What to do: Write the data out again in full, with no departure from the original.

Provided material:
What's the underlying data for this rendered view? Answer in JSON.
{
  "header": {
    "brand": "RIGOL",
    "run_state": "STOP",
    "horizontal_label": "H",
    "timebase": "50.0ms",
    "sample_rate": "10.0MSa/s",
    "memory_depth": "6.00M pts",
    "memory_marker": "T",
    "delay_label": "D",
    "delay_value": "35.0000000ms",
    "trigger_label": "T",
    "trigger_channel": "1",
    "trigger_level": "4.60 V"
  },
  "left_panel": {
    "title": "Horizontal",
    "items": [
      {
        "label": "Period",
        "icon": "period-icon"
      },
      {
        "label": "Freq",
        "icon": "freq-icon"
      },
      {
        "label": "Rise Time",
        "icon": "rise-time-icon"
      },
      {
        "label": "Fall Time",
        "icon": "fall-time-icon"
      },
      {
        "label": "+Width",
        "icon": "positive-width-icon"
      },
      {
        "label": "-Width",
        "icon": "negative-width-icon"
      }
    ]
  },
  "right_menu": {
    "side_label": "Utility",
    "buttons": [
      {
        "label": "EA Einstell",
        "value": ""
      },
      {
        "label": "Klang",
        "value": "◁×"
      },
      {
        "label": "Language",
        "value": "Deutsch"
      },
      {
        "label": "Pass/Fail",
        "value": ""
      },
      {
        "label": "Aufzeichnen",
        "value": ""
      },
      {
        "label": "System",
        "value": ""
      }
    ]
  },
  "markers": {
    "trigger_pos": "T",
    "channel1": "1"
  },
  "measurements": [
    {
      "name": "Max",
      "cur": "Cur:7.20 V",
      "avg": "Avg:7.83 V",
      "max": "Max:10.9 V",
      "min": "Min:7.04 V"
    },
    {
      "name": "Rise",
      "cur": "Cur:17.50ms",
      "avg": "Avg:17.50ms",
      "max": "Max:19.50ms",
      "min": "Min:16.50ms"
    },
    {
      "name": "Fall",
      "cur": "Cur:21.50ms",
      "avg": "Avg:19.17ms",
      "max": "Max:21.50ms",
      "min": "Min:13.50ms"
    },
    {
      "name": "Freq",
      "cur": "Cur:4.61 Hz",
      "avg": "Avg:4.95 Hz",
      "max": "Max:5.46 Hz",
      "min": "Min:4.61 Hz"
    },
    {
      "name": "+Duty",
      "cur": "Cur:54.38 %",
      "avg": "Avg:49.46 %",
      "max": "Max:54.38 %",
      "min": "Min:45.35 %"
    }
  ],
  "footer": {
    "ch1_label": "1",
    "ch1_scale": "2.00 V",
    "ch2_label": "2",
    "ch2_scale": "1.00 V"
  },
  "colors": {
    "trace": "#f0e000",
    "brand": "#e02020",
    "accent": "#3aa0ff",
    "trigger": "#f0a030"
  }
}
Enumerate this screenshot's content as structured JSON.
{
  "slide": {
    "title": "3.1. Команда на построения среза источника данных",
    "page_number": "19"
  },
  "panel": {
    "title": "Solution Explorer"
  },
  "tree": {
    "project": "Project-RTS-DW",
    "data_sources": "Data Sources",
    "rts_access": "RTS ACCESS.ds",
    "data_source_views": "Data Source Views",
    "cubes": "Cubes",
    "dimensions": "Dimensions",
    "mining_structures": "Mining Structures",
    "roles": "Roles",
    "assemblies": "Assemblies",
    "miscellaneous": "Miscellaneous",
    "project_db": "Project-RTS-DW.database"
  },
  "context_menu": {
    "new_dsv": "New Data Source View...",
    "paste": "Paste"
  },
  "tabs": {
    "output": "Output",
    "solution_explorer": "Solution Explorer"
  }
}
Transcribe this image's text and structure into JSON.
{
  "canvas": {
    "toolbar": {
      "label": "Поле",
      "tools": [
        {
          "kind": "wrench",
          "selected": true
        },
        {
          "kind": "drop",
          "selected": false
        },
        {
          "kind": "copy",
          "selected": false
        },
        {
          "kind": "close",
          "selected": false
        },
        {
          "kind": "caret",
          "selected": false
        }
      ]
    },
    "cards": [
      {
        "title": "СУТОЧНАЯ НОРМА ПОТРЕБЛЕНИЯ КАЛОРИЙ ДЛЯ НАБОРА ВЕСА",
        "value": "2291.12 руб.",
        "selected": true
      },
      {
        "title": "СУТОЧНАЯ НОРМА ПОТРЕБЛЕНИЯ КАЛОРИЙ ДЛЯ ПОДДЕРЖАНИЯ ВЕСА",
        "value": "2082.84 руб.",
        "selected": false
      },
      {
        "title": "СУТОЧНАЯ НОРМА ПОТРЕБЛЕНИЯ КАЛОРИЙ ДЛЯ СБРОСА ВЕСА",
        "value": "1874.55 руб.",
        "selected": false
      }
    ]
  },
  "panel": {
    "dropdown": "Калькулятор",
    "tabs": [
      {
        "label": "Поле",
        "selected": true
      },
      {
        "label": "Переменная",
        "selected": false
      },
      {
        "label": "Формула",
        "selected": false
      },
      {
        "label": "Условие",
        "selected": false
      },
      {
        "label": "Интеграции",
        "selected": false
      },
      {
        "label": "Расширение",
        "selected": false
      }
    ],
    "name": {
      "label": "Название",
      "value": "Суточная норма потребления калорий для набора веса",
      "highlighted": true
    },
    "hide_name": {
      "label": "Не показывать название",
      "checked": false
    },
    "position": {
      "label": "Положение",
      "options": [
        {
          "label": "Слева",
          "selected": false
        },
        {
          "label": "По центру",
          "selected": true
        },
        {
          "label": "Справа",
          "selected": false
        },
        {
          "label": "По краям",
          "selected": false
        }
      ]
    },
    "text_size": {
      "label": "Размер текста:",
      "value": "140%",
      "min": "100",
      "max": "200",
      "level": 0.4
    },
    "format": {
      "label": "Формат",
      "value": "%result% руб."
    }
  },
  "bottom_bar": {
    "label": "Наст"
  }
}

Problem solution:
What's the underlying data for this rendered view? Answer in JSON.
{
  "header": {
    "brand": "RIGOL",
    "run_state": "STOP",
    "horizontal_label": "H",
    "timebase": "50.0ms",
    "sample_rate": "10.0MSa/s",
    "memory_depth": "6.00M pts",
    "memory_marker": "T",
    "delay_label": "D",
    "delay_value": "35.0000000ms",
    "trigger_label": "T",
    "trigger_channel": "1",
    "trigger_level": "4.60 V"
  },
  "left_panel": {
    "title": "Horizontal",
    "items": [
      {
        "label": "Period",
        "icon": "period-icon"
      },
      {
        "label": "Freq",
        "icon": "freq-icon"
      },
      {
        "label": "Rise Time",
        "icon": "rise-time-icon"
      },
      {
        "label": "Fall Time",
        "icon": "fall-time-icon"
      },
      {
        "label": "+Width",
        "icon": "positive-width-icon"
      },
      {
        "label": "-Width",
        "icon": "negative-width-icon"
      }
    ]
  },
  "right_menu": {
    "side_label": "Utility",
    "buttons": [
      {
        "label": "EA Einstell",
        "value": ""
      },
      {
        "label": "Klang",
        "value": "◁×"
      },
      {
        "label": "Language",
        "value": "Deutsch"
      },
      {
        "label": "Pass/Fail",
        "value": ""
      },
      {
        "label": "Aufzeichnen",
        "value": ""
      },
      {
        "label": "System",
        "value": ""
      }
    ]
  },
  "markers": {
    "trigger_pos": "T",
    "channel1": "1"
  },
  "measurements": [
    {
      "name": "Max",
      "cur": "Cur:7.20 V",
      "avg": "Avg:7.83 V",
      "max": "Max:10.9 V",
      "min": "Min:7.04 V"
    },
    {
      "name": "Rise",
      "cur": "Cur:17.50ms",
      "avg": "Avg:17.50ms",
      "max": "Max:19.50ms",
      "min": "Min:16.50ms"
    },
    {
      "name": "Fall",
      "cur": "Cur:21.50ms",
      "avg": "Avg:19.17ms",
      "max": "Max:21.50ms",
      "min": "Min:13.50ms"
    },
    {
      "name": "Freq",
      "cur": "Cur:4.61 Hz",
      "avg": "Avg:4.95 Hz",
      "max": "Max:5.46 Hz",
      "min": "Min:4.61 Hz"
    },
    {
      "name": "+Duty",
      "cur": "Cur:54.38 %",
      "avg": "Avg:49.46 %",
      "max": "Max:54.38 %",
      "min": "Min:45.35 %"
    }
  ],
  "footer": {
    "ch1_label": "1",
    "ch1_scale": "2.00 V",
    "ch2_label": "2",
    "ch2_scale": "1.00 V"
  },
  "colors": {
    "trace": "#f0e000",
    "brand": "#e02020",
    "accent": "#3aa0ff",
    "trigger": "#f0a030"
  }
}
Enumerate this screenshot's content as structured JSON.
{
  "slide": {
    "title": "3.1. Команда на построения среза источника данных",
    "page_number": "19"
  },
  "panel": {
    "title": "Solution Explorer"
  },
  "tree": {
    "project": "Project-RTS-DW",
    "data_sources": "Data Sources",
    "rts_access": "RTS ACCESS.ds",
    "data_source_views": "Data Source Views",
    "cubes": "Cubes",
    "dimensions": "Dimensions",
    "mining_structures": "Mining Structures",
    "roles": "Roles",
    "assemblies": "Assemblies",
    "miscellaneous": "Miscellaneous",
    "project_db": "Project-RTS-DW.database"
  },
  "context_menu": {
    "new_dsv": "New Data Source View...",
    "paste": "Paste"
  },
  "tabs": {
    "output": "Output",
    "solution_explorer": "Solution Explorer"
  }
}
Transcribe this image's text and structure into JSON.
{
  "canvas": {
    "toolbar": {
      "label": "Поле",
      "tools": [
        {
          "kind": "wrench",
          "selected": true
        },
        {
          "kind": "drop",
          "selected": false
        },
        {
          "kind": "copy",
          "selected": false
        },
        {
          "kind": "close",
          "selected": false
        },
        {
          "kind": "caret",
          "selected": false
        }
      ]
    },
    "cards": [
      {
        "title": "СУТОЧНАЯ НОРМА ПОТРЕБЛЕНИЯ КАЛОРИЙ ДЛЯ НАБОРА ВЕСА",
        "value": "2291.12 руб.",
        "selected": true
      },
      {
        "title": "СУТОЧНАЯ НОРМА ПОТРЕБЛЕНИЯ КАЛОРИЙ ДЛЯ ПОДДЕРЖАНИЯ ВЕСА",
        "value": "2082.84 руб.",
        "selected": false
      },
      {
        "title": "СУТОЧНАЯ НОРМА ПОТРЕБЛЕНИЯ КАЛОРИЙ ДЛЯ СБРОСА ВЕСА",
        "value": "1874.55 руб.",
        "selected": false
      }
    ]
  },
  "panel": {
    "dropdown": "Калькулятор",
    "tabs": [
      {
        "label": "Поле",
        "selected": true
      },
      {
        "label": "Переменная",
        "selected": false
      },
      {
        "label": "Формула",
        "selected": false
      },
      {
        "label": "Условие",
        "selected": false
      },
      {
        "label": "Интеграции",
        "selected": false
      },
      {
        "label": "Расширение",
        "selected": false
      }
    ],
    "name": {
      "label": "Название",
      "value": "Суточная норма потребления калорий для набора веса",
      "highlighted": true
    },
    "hide_name": {
      "label": "Не показывать название",
      "checked": false
    },
    "position": {
      "label": "Положение",
      "options": [
        {
          "label": "Слева",
          "selected": false
        },
        {
          "label": "По центру",
          "selected": true
        },
        {
          "label": "Справа",
          "selected": false
        },
        {
          "label": "По краям",
          "selected": false
        }
      ]
    },
    "text_size": {
      "label": "Размер текста:",
      "value": "140%",
      "min": "100",
      "max": "200",
      "level": 0.4
    },
    "format": {
      "label": "Формат",
      "value": "%result% руб."
    }
  },
  "bottom_bar": {
    "label": "Наст"
  }
}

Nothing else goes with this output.